** Instructions to follow **
In the copy, include every entry exactly but none of the pictures.

** Supplied data **
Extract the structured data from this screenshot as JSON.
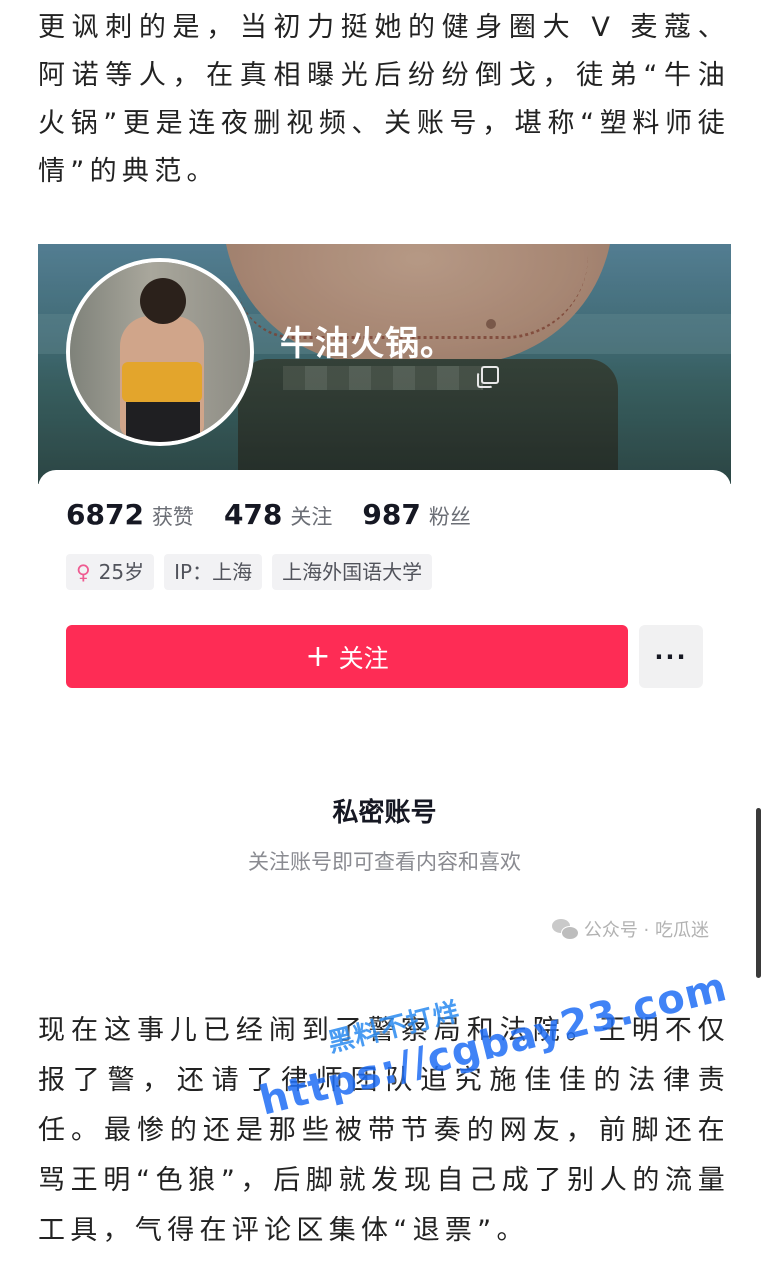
{
  "article": {
    "paragraph_top": "更讽刺的是，当初力挺她的健身圈大 V 麦蔻、阿诺等人，在真相曝光后纷纷倒戈，徒弟“牛油火锅”更是连夜删视频、关账号，堪称“塑料师徒情”的典范。",
    "paragraph_bottom": "现在这事儿已经闹到了警察局和法院。王明不仅报了警，还请了律师团队追究施佳佳的法律责任。最惨的还是那些被带节奏的网友，前脚还在骂王明“色狼”，后脚就发现自己成了别人的流量工具，气得在评论区集体“退票”。"
  },
  "profile": {
    "name": "牛油火锅。",
    "stats": [
      {
        "value": "6872",
        "label": "获赞"
      },
      {
        "value": "478",
        "label": "关注"
      },
      {
        "value": "987",
        "label": "粉丝"
      }
    ],
    "tags": [
      {
        "icon": "female-icon",
        "text": "25岁"
      },
      {
        "text": "IP：上海"
      },
      {
        "text": "上海外国语大学"
      }
    ],
    "follow_label": "关注",
    "more_label": "···",
    "private_title": "私密账号",
    "private_subtitle": "关注账号即可查看内容和喜欢"
  },
  "watermarks": {
    "wechat_source": "公众号 · 吃瓜迷",
    "site_line1": "黑料不打烊",
    "site_line2": "https://cgbay23.com"
  },
  "colors": {
    "follow_button": "#fe2c55",
    "page_background": "#ffffff"
  }
}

** Full output **
Extract the structured data from this screenshot as JSON.
{
  "article": {
    "paragraph_top": "更讽刺的是，当初力挺她的健身圈大 V 麦蔻、阿诺等人，在真相曝光后纷纷倒戈，徒弟“牛油火锅”更是连夜删视频、关账号，堪称“塑料师徒情”的典范。",
    "paragraph_bottom": "现在这事儿已经闹到了警察局和法院。王明不仅报了警，还请了律师团队追究施佳佳的法律责任。最惨的还是那些被带节奏的网友，前脚还在骂王明“色狼”，后脚就发现自己成了别人的流量工具，气得在评论区集体“退票”。"
  },
  "profile": {
    "name": "牛油火锅。",
    "stats": [
      {
        "value": "6872",
        "label": "获赞"
      },
      {
        "value": "478",
        "label": "关注"
      },
      {
        "value": "987",
        "label": "粉丝"
      }
    ],
    "tags": [
      {
        "icon": "female-icon",
        "text": "25岁"
      },
      {
        "text": "IP：上海"
      },
      {
        "text": "上海外国语大学"
      }
    ],
    "follow_label": "关注",
    "more_label": "···",
    "private_title": "私密账号",
    "private_subtitle": "关注账号即可查看内容和喜欢"
  },
  "watermarks": {
    "wechat_source": "公众号 · 吃瓜迷",
    "site_line1": "黑料不打烊",
    "site_line2": "https://cgbay23.com"
  },
  "colors": {
    "follow_button": "#fe2c55",
    "page_background": "#ffffff"
  }
}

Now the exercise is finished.